*** RECORDED DATA ***
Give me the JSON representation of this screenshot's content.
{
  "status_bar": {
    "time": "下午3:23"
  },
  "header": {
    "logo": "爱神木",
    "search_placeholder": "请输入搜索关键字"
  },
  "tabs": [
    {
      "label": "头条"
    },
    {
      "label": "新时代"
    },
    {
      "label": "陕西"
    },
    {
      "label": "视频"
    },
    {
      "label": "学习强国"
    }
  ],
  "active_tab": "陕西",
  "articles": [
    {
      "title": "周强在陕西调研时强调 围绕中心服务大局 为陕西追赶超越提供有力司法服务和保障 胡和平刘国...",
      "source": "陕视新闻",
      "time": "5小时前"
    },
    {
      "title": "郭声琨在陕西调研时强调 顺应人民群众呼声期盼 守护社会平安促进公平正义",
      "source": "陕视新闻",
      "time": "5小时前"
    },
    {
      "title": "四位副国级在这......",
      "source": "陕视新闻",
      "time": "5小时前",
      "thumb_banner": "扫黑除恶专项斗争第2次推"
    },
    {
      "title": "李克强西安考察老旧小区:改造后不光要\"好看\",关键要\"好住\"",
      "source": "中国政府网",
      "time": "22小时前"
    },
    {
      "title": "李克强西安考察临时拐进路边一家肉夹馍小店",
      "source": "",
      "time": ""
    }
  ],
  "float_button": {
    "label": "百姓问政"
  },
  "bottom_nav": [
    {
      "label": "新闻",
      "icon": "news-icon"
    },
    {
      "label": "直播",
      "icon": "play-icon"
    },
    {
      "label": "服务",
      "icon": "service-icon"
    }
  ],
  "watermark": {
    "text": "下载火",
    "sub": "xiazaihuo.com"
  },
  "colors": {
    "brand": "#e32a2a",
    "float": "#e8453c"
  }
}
***
== WHAT THE TASK ASKS ==
Could you reproduce every record above exactly as it appears?

== RESULT OF THE EXERCISE ==
Give me the JSON representation of this screenshot's content.
{
  "status_bar": {
    "time": "下午3:23"
  },
  "header": {
    "logo": "爱神木",
    "search_placeholder": "请输入搜索关键字"
  },
  "tabs": [
    {
      "label": "头条"
    },
    {
      "label": "新时代"
    },
    {
      "label": "陕西"
    },
    {
      "label": "视频"
    },
    {
      "label": "学习强国"
    }
  ],
  "active_tab": "陕西",
  "articles": [
    {
      "title": "周强在陕西调研时强调 围绕中心服务大局 为陕西追赶超越提供有力司法服务和保障 胡和平刘国...",
      "source": "陕视新闻",
      "time": "5小时前"
    },
    {
      "title": "郭声琨在陕西调研时强调 顺应人民群众呼声期盼 守护社会平安促进公平正义",
      "source": "陕视新闻",
      "time": "5小时前"
    },
    {
      "title": "四位副国级在这......",
      "source": "陕视新闻",
      "time": "5小时前",
      "thumb_banner": "扫黑除恶专项斗争第2次推"
    },
    {
      "title": "李克强西安考察老旧小区:改造后不光要\"好看\",关键要\"好住\"",
      "source": "中国政府网",
      "time": "22小时前"
    },
    {
      "title": "李克强西安考察临时拐进路边一家肉夹馍小店",
      "source": "",
      "time": ""
    }
  ],
  "float_button": {
    "label": "百姓问政"
  },
  "bottom_nav": [
    {
      "label": "新闻",
      "icon": "news-icon"
    },
    {
      "label": "直播",
      "icon": "play-icon"
    },
    {
      "label": "服务",
      "icon": "service-icon"
    }
  ],
  "watermark": {
    "text": "下载火",
    "sub": "xiazaihuo.com"
  },
  "colors": {
    "brand": "#e32a2a",
    "float": "#e8453c"
  }
}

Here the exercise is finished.